● **BRIEF**
Pick out all lines in the listing holding the string "求工作总量" and copy them.

(Collected data)
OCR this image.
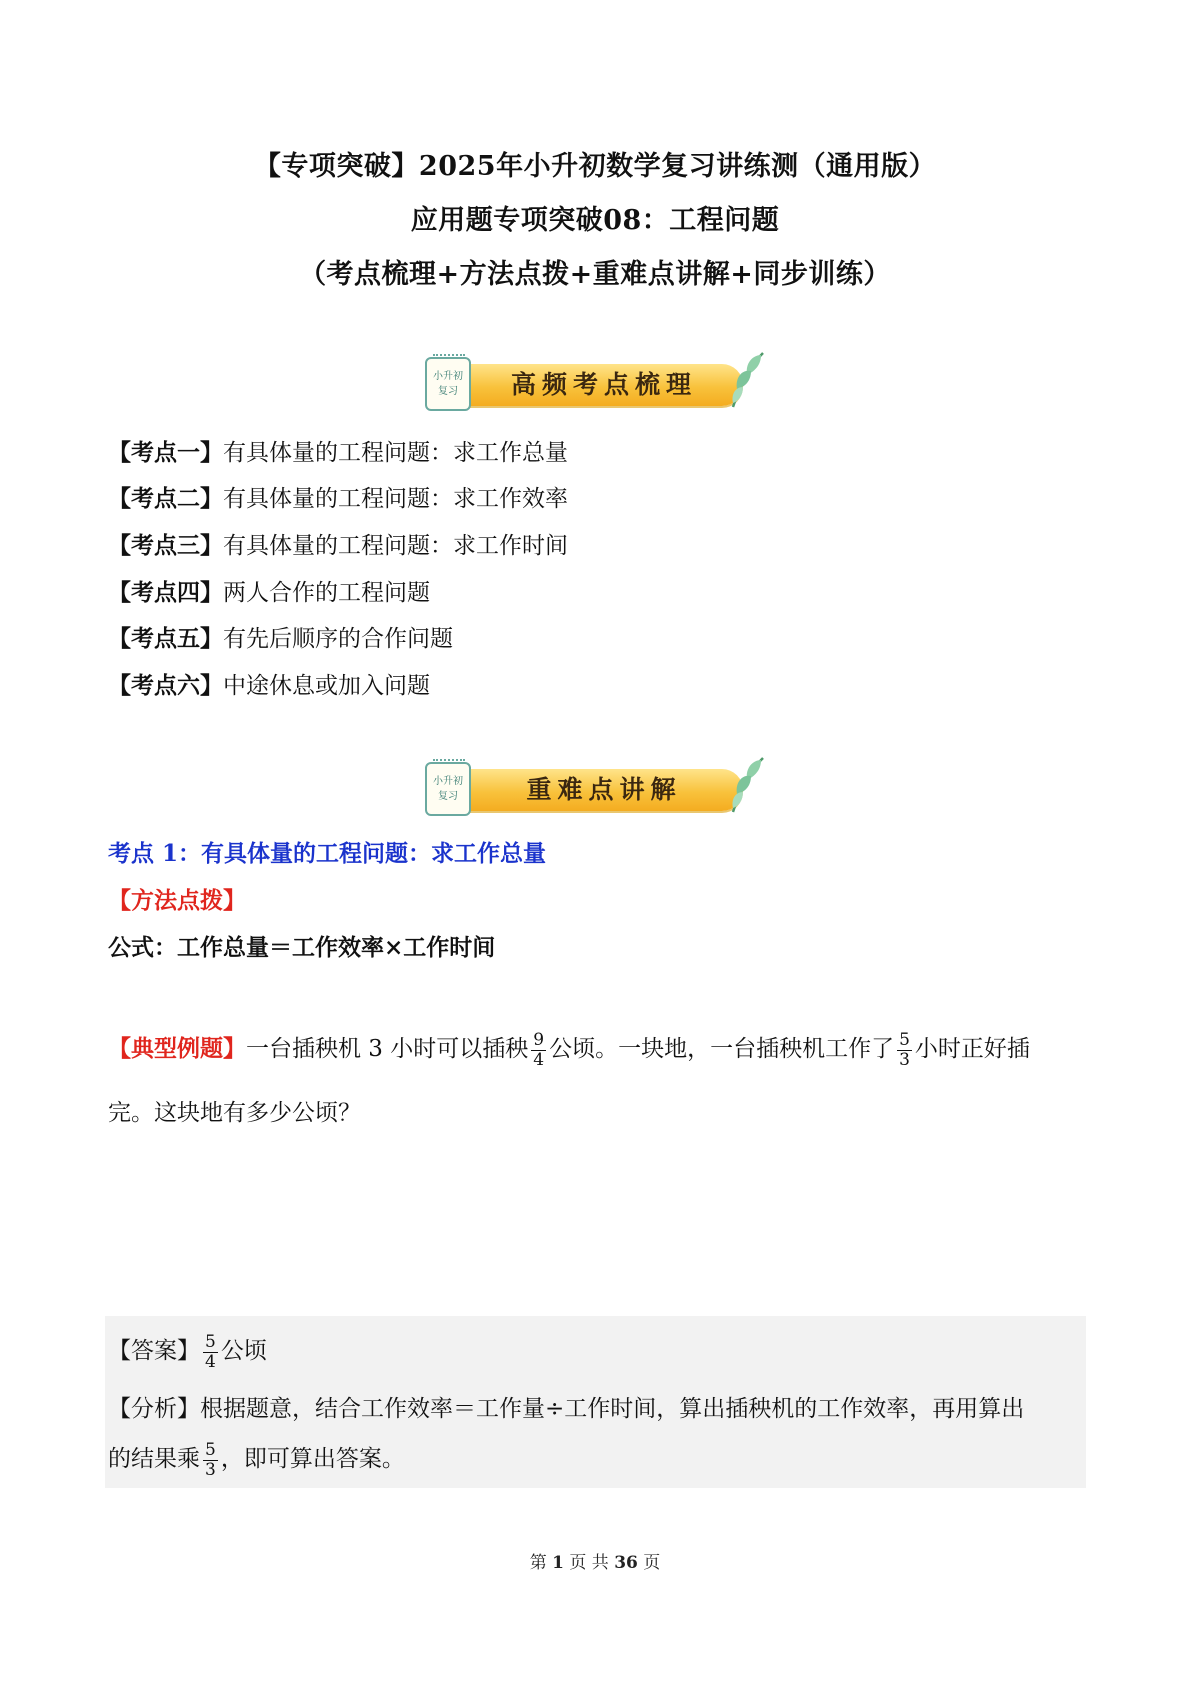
【专项突破】2025年小升初数学复习讲练测（通用版）
应用题专项突破08：工程问题
（考点梳理+方法点拨+重难点讲解+同步训练）
高频考点梳理
小升初
复习
【考点一】有具体量的工程问题：求工作总量
【考点二】有具体量的工程问题：求工作效率
【考点三】有具体量的工程问题：求工作时间
【考点四】两人合作的工程问题
【考点五】有先后顺序的合作问题
【考点六】中途休息或加入问题
重难点讲解
小升初
复习
考点 1：有具体量的工程问题：求工作总量
【方法点拨】
公式：工作总量＝工作效率×工作时间
【典型例题】一台插秧机 3 小时可以插秧 $\frac{9}{4}$ 公顷。一块地，一台插秧机工作了 $\frac{5}{3}$ 小时正好插
完。这块地有多少公顷？
【答案】 $\frac{5}{4}$ 公顷
【分析】根据题意，结合工作效率＝工作量÷工作时间，算出插秧机的工作效率，再用算出
的结果乘 $\frac{5}{3}$ ，即可算出答案。
第 1 页 共 36 页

● **ANSWER FOR THE TASK**
【考点一】有具体量的工程问题：求工作总量
考点 1：有具体量的工程问题：求工作总量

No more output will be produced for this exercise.